(Records contained in a dataset)
--- --- ---

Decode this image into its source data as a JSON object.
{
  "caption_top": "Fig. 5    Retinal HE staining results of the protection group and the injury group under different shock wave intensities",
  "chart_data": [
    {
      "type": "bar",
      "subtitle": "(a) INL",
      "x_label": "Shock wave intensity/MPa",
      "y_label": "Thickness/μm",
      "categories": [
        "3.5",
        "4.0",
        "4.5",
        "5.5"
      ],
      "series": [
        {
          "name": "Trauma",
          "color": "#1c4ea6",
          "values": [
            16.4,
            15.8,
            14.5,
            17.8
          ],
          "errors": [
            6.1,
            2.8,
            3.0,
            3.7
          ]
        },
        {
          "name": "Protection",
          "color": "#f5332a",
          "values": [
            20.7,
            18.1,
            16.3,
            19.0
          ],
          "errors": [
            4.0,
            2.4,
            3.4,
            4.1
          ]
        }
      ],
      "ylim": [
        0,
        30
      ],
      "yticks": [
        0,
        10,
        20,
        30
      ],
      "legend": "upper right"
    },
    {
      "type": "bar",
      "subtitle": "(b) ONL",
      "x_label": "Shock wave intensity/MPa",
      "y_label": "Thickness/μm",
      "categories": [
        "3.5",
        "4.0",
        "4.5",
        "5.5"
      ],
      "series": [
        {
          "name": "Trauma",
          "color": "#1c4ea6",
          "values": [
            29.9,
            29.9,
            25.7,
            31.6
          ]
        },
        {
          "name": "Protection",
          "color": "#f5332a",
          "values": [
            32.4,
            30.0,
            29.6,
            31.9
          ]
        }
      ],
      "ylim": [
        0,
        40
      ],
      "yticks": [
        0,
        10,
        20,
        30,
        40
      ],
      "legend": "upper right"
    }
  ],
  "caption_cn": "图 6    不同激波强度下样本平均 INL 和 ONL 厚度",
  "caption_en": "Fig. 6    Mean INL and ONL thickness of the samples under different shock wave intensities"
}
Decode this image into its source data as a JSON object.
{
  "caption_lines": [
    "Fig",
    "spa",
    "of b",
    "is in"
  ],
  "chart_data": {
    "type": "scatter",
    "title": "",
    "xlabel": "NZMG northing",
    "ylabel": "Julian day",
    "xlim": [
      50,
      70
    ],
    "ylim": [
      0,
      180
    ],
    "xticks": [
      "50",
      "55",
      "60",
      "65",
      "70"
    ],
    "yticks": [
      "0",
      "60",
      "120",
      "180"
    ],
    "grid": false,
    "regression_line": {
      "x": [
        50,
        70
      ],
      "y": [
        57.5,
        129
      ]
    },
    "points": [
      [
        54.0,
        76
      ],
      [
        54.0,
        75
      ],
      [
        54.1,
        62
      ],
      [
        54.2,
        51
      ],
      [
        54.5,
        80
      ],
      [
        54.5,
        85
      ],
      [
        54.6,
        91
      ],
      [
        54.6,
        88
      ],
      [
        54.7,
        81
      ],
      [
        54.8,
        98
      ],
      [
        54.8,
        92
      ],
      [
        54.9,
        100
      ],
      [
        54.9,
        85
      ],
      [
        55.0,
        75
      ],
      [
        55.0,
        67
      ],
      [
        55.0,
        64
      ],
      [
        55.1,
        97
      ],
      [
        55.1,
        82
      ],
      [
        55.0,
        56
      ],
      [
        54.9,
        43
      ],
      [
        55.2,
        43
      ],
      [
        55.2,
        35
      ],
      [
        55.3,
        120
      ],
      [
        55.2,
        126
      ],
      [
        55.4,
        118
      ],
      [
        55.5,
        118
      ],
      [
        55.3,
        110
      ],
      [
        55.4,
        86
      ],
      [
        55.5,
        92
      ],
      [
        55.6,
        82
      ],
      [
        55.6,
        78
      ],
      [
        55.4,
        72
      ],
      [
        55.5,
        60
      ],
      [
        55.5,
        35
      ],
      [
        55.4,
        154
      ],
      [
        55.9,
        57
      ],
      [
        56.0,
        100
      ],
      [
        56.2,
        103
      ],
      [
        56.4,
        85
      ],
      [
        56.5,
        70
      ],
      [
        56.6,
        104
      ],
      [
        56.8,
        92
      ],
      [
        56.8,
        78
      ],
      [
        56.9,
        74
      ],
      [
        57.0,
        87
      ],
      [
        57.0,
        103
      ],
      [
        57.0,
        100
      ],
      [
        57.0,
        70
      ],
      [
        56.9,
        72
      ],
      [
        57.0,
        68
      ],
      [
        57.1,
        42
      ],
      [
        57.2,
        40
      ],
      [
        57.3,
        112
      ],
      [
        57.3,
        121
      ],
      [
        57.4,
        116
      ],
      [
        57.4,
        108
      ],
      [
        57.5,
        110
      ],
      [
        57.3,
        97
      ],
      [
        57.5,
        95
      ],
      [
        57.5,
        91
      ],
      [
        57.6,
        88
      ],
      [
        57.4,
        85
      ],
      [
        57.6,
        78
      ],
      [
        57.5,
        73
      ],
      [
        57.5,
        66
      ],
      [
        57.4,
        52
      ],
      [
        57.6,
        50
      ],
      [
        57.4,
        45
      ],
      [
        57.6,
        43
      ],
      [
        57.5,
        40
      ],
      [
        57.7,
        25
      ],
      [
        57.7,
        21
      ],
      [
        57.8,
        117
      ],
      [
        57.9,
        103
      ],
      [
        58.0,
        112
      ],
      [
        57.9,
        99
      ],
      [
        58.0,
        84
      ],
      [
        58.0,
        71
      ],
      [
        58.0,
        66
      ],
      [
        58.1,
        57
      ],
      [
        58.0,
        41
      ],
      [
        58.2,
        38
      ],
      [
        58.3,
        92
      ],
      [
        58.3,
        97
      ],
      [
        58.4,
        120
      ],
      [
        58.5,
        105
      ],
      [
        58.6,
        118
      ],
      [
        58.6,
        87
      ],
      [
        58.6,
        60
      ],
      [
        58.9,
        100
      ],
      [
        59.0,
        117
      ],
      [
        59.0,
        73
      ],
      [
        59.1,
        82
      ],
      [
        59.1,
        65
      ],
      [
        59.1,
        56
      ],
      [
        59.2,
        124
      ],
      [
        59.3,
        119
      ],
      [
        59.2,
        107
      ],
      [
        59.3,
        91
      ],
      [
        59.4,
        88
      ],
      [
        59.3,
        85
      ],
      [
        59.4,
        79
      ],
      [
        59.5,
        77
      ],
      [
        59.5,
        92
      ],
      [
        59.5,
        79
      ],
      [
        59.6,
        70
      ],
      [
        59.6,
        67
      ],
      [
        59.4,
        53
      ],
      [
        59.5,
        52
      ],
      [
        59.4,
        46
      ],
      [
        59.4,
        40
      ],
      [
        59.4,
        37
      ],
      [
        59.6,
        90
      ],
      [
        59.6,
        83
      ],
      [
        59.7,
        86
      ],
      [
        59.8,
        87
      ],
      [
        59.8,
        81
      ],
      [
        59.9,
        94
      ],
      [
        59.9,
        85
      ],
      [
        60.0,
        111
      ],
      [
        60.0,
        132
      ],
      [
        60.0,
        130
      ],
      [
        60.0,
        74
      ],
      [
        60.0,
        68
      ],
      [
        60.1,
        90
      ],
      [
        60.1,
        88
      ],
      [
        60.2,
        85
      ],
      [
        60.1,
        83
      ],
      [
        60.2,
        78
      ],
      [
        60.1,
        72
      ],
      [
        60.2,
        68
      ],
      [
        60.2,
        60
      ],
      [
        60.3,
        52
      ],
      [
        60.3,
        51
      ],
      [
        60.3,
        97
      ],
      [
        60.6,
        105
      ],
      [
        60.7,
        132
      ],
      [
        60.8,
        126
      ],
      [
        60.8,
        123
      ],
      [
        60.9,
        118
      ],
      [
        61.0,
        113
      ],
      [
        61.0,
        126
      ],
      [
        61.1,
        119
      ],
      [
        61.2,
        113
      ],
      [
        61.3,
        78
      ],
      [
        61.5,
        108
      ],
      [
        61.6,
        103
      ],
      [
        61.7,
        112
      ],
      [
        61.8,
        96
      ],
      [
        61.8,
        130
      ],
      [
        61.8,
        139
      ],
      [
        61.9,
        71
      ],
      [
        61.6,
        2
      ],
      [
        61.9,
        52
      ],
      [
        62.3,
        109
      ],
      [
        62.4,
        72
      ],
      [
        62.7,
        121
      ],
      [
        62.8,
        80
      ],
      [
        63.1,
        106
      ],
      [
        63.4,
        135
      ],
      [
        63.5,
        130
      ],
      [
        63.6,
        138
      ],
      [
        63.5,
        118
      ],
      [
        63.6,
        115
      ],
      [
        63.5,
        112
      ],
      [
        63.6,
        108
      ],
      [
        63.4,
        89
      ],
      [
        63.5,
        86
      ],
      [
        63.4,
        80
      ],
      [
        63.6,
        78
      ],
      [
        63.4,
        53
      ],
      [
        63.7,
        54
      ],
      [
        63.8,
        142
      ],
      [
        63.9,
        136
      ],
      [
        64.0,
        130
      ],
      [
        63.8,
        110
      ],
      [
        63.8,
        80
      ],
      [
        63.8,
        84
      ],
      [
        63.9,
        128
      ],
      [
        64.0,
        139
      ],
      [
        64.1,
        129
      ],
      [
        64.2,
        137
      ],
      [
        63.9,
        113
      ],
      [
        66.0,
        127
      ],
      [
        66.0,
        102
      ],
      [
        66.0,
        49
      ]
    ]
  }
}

--- --- ---

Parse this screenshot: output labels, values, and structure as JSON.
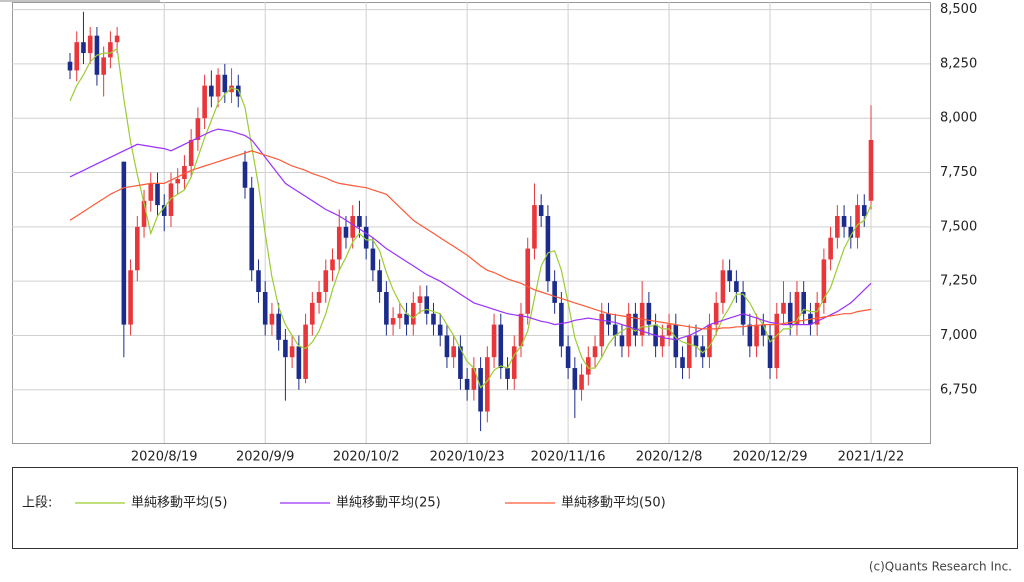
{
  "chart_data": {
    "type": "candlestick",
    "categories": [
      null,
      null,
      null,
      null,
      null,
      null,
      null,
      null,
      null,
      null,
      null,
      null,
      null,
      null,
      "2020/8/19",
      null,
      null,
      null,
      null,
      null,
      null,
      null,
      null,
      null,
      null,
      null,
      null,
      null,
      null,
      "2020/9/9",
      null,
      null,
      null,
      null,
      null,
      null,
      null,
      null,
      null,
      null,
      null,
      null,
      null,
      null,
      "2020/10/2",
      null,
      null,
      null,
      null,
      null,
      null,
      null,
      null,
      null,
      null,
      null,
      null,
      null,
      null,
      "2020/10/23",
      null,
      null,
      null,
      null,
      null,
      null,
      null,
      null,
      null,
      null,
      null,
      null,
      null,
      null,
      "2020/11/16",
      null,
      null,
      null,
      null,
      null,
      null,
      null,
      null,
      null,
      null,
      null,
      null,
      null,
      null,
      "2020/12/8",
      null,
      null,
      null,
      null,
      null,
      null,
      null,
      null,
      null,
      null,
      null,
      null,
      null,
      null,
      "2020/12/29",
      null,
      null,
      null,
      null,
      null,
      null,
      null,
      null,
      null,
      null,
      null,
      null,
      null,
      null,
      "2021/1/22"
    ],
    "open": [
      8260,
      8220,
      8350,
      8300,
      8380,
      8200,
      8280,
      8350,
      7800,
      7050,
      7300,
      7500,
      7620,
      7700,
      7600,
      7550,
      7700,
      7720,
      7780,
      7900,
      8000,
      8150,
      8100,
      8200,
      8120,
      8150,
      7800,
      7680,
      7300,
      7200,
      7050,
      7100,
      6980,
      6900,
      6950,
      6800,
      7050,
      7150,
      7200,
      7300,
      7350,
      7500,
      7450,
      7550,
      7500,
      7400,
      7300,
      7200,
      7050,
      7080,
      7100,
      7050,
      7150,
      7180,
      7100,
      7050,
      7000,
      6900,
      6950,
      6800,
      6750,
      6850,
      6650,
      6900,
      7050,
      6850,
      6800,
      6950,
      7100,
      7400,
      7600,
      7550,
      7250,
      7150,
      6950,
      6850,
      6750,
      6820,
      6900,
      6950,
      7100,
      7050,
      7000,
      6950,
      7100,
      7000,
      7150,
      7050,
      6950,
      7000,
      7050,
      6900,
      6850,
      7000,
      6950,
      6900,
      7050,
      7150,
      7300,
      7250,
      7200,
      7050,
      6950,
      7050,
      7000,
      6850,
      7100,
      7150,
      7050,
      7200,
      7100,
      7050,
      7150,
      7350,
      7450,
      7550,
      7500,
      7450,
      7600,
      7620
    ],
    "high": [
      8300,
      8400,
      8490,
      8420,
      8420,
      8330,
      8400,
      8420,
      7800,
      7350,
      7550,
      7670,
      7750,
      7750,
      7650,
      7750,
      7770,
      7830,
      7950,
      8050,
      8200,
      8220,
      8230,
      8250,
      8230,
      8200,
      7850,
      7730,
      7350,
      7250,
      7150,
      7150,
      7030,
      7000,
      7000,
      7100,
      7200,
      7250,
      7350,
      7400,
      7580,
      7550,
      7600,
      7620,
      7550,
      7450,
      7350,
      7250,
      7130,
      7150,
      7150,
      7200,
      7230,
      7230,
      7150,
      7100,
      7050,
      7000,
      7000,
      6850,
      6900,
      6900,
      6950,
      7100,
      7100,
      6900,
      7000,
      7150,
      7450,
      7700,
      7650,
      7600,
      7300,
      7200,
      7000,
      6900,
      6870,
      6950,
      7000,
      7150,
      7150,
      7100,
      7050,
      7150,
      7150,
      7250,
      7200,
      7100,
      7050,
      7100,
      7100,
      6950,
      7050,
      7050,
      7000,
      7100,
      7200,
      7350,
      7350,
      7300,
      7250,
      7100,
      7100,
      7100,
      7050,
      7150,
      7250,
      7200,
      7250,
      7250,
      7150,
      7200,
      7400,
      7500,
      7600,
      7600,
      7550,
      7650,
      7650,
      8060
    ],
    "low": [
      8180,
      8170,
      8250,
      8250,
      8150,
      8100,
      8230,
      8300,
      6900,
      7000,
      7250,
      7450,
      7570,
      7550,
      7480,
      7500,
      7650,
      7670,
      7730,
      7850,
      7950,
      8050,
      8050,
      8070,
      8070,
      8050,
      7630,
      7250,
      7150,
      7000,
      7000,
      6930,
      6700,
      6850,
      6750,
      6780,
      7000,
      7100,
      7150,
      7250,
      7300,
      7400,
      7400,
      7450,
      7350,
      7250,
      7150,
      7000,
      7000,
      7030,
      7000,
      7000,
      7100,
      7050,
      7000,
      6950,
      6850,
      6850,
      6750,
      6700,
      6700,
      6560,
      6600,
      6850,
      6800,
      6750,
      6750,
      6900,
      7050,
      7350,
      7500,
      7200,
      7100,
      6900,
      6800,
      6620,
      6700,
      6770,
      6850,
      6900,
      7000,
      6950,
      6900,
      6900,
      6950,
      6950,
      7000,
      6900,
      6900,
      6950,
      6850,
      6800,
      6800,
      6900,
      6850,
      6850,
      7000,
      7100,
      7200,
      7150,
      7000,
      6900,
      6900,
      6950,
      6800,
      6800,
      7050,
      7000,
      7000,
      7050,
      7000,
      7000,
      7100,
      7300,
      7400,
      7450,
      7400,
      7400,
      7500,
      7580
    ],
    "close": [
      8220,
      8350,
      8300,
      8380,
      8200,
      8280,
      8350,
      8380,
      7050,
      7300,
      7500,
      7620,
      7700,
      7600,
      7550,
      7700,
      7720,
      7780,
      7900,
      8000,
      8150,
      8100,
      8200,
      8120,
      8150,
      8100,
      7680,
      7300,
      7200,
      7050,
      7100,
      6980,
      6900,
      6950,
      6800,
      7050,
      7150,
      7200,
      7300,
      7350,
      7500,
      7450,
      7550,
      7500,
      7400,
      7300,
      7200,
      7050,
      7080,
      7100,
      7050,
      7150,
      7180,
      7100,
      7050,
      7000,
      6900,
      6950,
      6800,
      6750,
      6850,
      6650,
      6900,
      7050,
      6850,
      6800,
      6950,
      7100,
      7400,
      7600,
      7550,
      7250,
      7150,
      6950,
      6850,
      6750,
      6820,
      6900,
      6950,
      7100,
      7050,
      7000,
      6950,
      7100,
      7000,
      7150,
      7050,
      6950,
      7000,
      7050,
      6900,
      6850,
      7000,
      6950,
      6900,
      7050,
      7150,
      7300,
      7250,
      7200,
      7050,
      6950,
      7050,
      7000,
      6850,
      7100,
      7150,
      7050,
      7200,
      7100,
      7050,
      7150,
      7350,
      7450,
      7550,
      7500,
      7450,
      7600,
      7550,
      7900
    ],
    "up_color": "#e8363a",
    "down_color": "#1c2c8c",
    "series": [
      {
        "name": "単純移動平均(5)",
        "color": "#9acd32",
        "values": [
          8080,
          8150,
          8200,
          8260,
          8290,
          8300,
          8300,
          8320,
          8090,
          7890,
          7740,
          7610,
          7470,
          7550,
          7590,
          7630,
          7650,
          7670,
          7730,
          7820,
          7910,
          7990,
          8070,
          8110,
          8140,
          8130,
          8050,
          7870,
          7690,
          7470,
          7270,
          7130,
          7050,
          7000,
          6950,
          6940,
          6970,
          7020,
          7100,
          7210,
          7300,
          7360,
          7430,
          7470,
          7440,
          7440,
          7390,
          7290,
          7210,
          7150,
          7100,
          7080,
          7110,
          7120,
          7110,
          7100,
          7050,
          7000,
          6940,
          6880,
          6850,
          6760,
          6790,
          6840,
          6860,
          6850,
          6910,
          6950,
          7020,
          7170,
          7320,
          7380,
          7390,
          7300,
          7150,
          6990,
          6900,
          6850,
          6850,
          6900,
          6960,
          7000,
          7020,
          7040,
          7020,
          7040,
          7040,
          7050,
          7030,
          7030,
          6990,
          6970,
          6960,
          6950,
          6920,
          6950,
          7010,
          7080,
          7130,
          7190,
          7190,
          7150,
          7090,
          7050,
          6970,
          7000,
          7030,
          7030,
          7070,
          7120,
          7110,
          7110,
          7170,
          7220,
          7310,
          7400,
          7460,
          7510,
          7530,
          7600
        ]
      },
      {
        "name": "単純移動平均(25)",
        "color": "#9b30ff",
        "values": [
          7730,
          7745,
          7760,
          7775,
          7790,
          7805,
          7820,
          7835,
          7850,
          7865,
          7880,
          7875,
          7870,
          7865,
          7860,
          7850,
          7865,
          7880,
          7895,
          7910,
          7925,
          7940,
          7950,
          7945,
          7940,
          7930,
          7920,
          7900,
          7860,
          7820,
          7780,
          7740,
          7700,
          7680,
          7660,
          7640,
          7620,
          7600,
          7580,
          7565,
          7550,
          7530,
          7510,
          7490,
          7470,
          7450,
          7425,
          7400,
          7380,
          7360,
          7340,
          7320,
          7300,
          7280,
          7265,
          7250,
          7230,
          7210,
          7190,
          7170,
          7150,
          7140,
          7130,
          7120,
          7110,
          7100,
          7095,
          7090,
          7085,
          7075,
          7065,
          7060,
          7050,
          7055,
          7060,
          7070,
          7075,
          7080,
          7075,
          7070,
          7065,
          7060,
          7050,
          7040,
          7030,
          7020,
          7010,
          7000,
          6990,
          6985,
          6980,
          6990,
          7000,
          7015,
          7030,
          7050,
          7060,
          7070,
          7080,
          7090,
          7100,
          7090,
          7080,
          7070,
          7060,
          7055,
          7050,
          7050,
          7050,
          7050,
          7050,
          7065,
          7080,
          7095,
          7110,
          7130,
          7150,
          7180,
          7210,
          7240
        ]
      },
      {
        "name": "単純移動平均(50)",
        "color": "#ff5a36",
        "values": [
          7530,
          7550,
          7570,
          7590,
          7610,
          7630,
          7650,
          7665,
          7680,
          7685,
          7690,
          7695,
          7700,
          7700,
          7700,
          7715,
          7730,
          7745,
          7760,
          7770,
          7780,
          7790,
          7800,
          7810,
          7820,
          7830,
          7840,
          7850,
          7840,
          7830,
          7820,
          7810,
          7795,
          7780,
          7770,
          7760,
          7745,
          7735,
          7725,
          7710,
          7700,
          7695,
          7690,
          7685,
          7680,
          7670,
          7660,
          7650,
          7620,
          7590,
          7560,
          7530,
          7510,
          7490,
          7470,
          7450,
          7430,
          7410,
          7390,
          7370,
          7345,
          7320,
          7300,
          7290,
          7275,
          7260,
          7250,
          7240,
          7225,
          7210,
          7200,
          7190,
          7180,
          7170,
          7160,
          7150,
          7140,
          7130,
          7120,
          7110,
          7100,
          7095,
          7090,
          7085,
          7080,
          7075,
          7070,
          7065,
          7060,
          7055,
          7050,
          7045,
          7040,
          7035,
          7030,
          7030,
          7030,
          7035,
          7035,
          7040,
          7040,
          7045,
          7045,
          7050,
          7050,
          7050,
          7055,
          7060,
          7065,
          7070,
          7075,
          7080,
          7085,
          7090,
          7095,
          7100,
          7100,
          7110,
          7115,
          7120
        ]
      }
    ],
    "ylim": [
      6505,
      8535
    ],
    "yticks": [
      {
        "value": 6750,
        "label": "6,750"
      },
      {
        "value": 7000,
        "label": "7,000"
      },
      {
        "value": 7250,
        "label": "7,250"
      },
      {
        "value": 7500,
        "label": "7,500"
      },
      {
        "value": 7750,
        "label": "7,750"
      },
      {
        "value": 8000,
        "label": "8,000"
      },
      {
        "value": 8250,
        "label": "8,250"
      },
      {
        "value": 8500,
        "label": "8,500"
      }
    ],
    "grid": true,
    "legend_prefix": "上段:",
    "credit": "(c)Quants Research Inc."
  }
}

--- --- ---

** Stated task **
Extract each line from the entries above that contains the string "name".

** Solution to this task **
          "name": "Trauma",
          "name": "Protection",
          "name": "Trauma",
          "name": "Protection",
        "name": "単純移動平均(5)",
        "name": "単純移動平均(25)",
        "name": "単純移動平均(50)",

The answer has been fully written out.